>> start Material provided
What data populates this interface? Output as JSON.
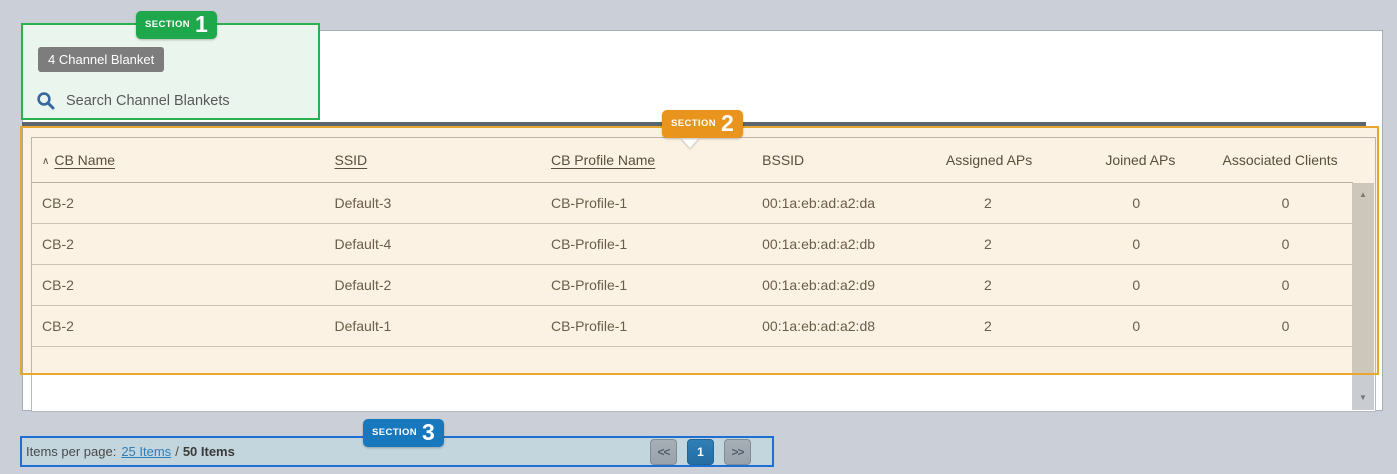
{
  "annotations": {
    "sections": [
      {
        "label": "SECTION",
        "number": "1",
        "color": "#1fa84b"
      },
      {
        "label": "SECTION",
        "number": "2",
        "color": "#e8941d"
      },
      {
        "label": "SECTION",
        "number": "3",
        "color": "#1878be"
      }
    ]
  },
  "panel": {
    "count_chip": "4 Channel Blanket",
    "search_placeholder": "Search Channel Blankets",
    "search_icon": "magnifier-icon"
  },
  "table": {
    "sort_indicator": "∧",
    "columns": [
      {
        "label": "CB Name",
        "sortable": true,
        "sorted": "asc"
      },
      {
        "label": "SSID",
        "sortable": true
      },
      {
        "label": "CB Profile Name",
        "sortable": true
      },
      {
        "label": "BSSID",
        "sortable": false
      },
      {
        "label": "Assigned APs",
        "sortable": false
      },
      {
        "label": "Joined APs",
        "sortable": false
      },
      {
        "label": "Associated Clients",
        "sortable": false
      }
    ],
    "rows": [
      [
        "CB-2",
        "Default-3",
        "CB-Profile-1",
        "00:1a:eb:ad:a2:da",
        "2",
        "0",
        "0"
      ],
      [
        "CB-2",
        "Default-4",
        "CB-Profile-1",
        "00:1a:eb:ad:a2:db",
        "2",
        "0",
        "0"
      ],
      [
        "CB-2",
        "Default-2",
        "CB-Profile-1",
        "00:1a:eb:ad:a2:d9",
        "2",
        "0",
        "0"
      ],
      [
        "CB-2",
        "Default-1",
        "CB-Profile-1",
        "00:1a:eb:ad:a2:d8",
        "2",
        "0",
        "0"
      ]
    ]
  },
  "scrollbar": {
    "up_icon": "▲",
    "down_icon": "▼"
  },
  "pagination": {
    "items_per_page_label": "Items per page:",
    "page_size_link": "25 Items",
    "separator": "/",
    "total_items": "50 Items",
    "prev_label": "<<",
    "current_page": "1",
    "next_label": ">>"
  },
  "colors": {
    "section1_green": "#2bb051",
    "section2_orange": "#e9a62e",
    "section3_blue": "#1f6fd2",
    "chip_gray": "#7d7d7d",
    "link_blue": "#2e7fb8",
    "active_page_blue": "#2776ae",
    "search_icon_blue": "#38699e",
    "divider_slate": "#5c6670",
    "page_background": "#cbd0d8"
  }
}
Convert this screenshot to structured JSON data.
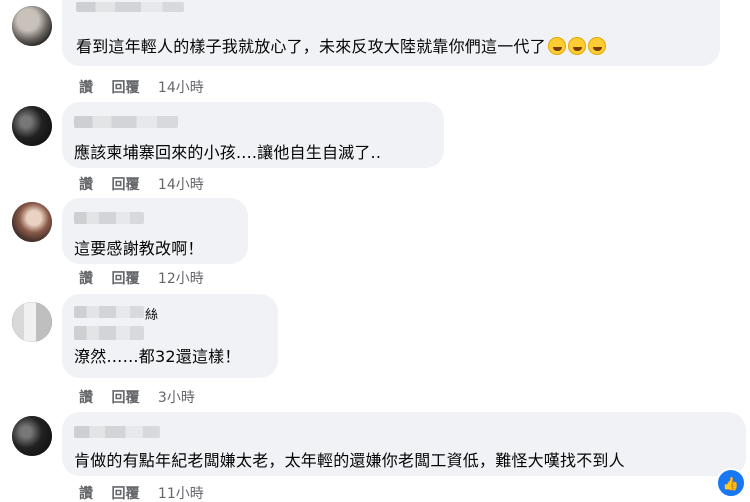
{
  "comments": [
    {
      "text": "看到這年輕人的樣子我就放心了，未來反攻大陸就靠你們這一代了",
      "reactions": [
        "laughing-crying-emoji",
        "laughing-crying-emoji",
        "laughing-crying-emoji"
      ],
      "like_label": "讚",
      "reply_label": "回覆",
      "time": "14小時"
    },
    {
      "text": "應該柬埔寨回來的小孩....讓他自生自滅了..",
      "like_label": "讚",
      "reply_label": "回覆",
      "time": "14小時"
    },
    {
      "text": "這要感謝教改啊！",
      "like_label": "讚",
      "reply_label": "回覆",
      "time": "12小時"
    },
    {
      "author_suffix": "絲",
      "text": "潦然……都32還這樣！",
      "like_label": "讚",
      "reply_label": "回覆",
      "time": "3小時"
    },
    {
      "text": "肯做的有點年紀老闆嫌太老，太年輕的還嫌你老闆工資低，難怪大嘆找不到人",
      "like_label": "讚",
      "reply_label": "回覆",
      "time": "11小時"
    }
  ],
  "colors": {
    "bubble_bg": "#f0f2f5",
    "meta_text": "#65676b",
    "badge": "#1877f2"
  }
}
>> end Material provided
◆ What is needed:
Without the pictures, return all the records precisely as they stand.

◆ In response:
What data populates this interface? Output as JSON.
{
  "annotations": {
    "sections": [
      {
        "label": "SECTION",
        "number": "1",
        "color": "#1fa84b"
      },
      {
        "label": "SECTION",
        "number": "2",
        "color": "#e8941d"
      },
      {
        "label": "SECTION",
        "number": "3",
        "color": "#1878be"
      }
    ]
  },
  "panel": {
    "count_chip": "4 Channel Blanket",
    "search_placeholder": "Search Channel Blankets",
    "search_icon": "magnifier-icon"
  },
  "table": {
    "sort_indicator": "∧",
    "columns": [
      {
        "label": "CB Name",
        "sortable": true,
        "sorted": "asc"
      },
      {
        "label": "SSID",
        "sortable": true
      },
      {
        "label": "CB Profile Name",
        "sortable": true
      },
      {
        "label": "BSSID",
        "sortable": false
      },
      {
        "label": "Assigned APs",
        "sortable": false
      },
      {
        "label": "Joined APs",
        "sortable": false
      },
      {
        "label": "Associated Clients",
        "sortable": false
      }
    ],
    "rows": [
      [
        "CB-2",
        "Default-3",
        "CB-Profile-1",
        "00:1a:eb:ad:a2:da",
        "2",
        "0",
        "0"
      ],
      [
        "CB-2",
        "Default-4",
        "CB-Profile-1",
        "00:1a:eb:ad:a2:db",
        "2",
        "0",
        "0"
      ],
      [
        "CB-2",
        "Default-2",
        "CB-Profile-1",
        "00:1a:eb:ad:a2:d9",
        "2",
        "0",
        "0"
      ],
      [
        "CB-2",
        "Default-1",
        "CB-Profile-1",
        "00:1a:eb:ad:a2:d8",
        "2",
        "0",
        "0"
      ]
    ]
  },
  "scrollbar": {
    "up_icon": "▲",
    "down_icon": "▼"
  },
  "pagination": {
    "items_per_page_label": "Items per page:",
    "page_size_link": "25 Items",
    "separator": "/",
    "total_items": "50 Items",
    "prev_label": "<<",
    "current_page": "1",
    "next_label": ">>"
  },
  "colors": {
    "section1_green": "#2bb051",
    "section2_orange": "#e9a62e",
    "section3_blue": "#1f6fd2",
    "chip_gray": "#7d7d7d",
    "link_blue": "#2e7fb8",
    "active_page_blue": "#2776ae",
    "search_icon_blue": "#38699e",
    "divider_slate": "#5c6670",
    "page_background": "#cbd0d8"
  }
}
Convert this screenshot to structured JSON data.
{
  "comments": [
    {
      "text": "看到這年輕人的樣子我就放心了，未來反攻大陸就靠你們這一代了",
      "reactions": [
        "laughing-crying-emoji",
        "laughing-crying-emoji",
        "laughing-crying-emoji"
      ],
      "like_label": "讚",
      "reply_label": "回覆",
      "time": "14小時"
    },
    {
      "text": "應該柬埔寨回來的小孩....讓他自生自滅了..",
      "like_label": "讚",
      "reply_label": "回覆",
      "time": "14小時"
    },
    {
      "text": "這要感謝教改啊！",
      "like_label": "讚",
      "reply_label": "回覆",
      "time": "12小時"
    },
    {
      "author_suffix": "絲",
      "text": "潦然……都32還這樣！",
      "like_label": "讚",
      "reply_label": "回覆",
      "time": "3小時"
    },
    {
      "text": "肯做的有點年紀老闆嫌太老，太年輕的還嫌你老闆工資低，難怪大嘆找不到人",
      "like_label": "讚",
      "reply_label": "回覆",
      "time": "11小時"
    }
  ],
  "colors": {
    "bubble_bg": "#f0f2f5",
    "meta_text": "#65676b",
    "badge": "#1877f2"
  }
}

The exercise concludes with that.